*EXERCISE DIRECTIONS*.
Produce an exact transcription of the listing below, omitting the pictures.

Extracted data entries
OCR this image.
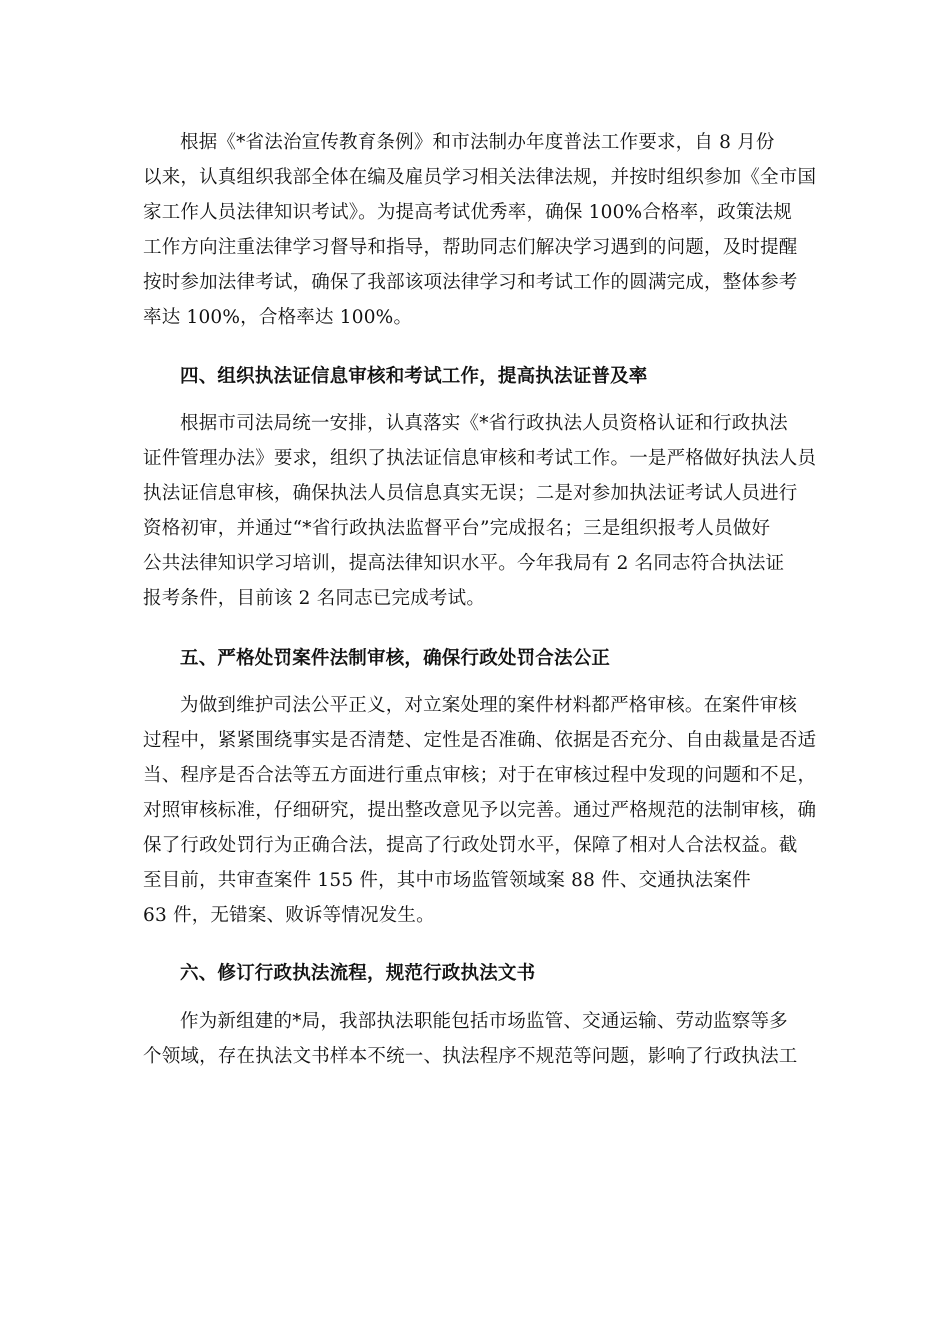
根据《*省法治宣传教育条例》和市法制办年度普法工作要求，自 8 月份
以来，认真组织我部全体在编及雇员学习相关法律法规，并按时组织参加《全市国
家工作人员法律知识考试》。为提高考试优秀率，确保 100%合格率，政策法规
工作方向注重法律学习督导和指导，帮助同志们解决学习遇到的问题，及时提醒
按时参加法律考试，确保了我部该项法律学习和考试工作的圆满完成，整体参考
率达 100%，合格率达 100%。
四、组织执法证信息审核和考试工作，提高执法证普及率
根据市司法局统一安排，认真落实《*省行政执法人员资格认证和行政执法
证件管理办法》要求，组织了执法证信息审核和考试工作。一是严格做好执法人员
执法证信息审核，确保执法人员信息真实无误；二是对参加执法证考试人员进行
资格初审，并通过“*省行政执法监督平台”完成报名；三是组织报考人员做好
公共法律知识学习培训，提高法律知识水平。今年我局有 2 名同志符合执法证
报考条件，目前该 2 名同志已完成考试。
五、严格处罚案件法制审核，确保行政处罚合法公正
为做到维护司法公平正义，对立案处理的案件材料都严格审核。在案件审核
过程中，紧紧围绕事实是否清楚、定性是否准确、依据是否充分、自由裁量是否适
当、程序是否合法等五方面进行重点审核；对于在审核过程中发现的问题和不足，
对照审核标准，仔细研究，提出整改意见予以完善。通过严格规范的法制审核，确
保了行政处罚行为正确合法，提高了行政处罚水平，保障了相对人合法权益。截
至目前，共审查案件 155 件，其中市场监管领域案 88 件、交通执法案件
63 件，无错案、败诉等情况发生。
六、修订行政执法流程，规范行政执法文书
作为新组建的*局，我部执法职能包括市场监管、交通运输、劳动监察等多
个领域，存在执法文书样本不统一、执法程序不规范等问题，影响了行政执法工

*FINAL RESULT*.
OCR this image.
根据《*省法治宣传教育条例》和市法制办年度普法工作要求，自 8 月份
以来，认真组织我部全体在编及雇员学习相关法律法规，并按时组织参加《全市国
家工作人员法律知识考试》。为提高考试优秀率，确保 100%合格率，政策法规
工作方向注重法律学习督导和指导，帮助同志们解决学习遇到的问题，及时提醒
按时参加法律考试，确保了我部该项法律学习和考试工作的圆满完成，整体参考
率达 100%，合格率达 100%。
四、组织执法证信息审核和考试工作，提高执法证普及率
根据市司法局统一安排，认真落实《*省行政执法人员资格认证和行政执法
证件管理办法》要求，组织了执法证信息审核和考试工作。一是严格做好执法人员
执法证信息审核，确保执法人员信息真实无误；二是对参加执法证考试人员进行
资格初审，并通过“*省行政执法监督平台”完成报名；三是组织报考人员做好
公共法律知识学习培训，提高法律知识水平。今年我局有 2 名同志符合执法证
报考条件，目前该 2 名同志已完成考试。
五、严格处罚案件法制审核，确保行政处罚合法公正
为做到维护司法公平正义，对立案处理的案件材料都严格审核。在案件审核
过程中，紧紧围绕事实是否清楚、定性是否准确、依据是否充分、自由裁量是否适
当、程序是否合法等五方面进行重点审核；对于在审核过程中发现的问题和不足，
对照审核标准，仔细研究，提出整改意见予以完善。通过严格规范的法制审核，确
保了行政处罚行为正确合法，提高了行政处罚水平，保障了相对人合法权益。截
至目前，共审查案件 155 件，其中市场监管领域案 88 件、交通执法案件
63 件，无错案、败诉等情况发生。
六、修订行政执法流程，规范行政执法文书
作为新组建的*局，我部执法职能包括市场监管、交通运输、劳动监察等多
个领域，存在执法文书样本不统一、执法程序不规范等问题，影响了行政执法工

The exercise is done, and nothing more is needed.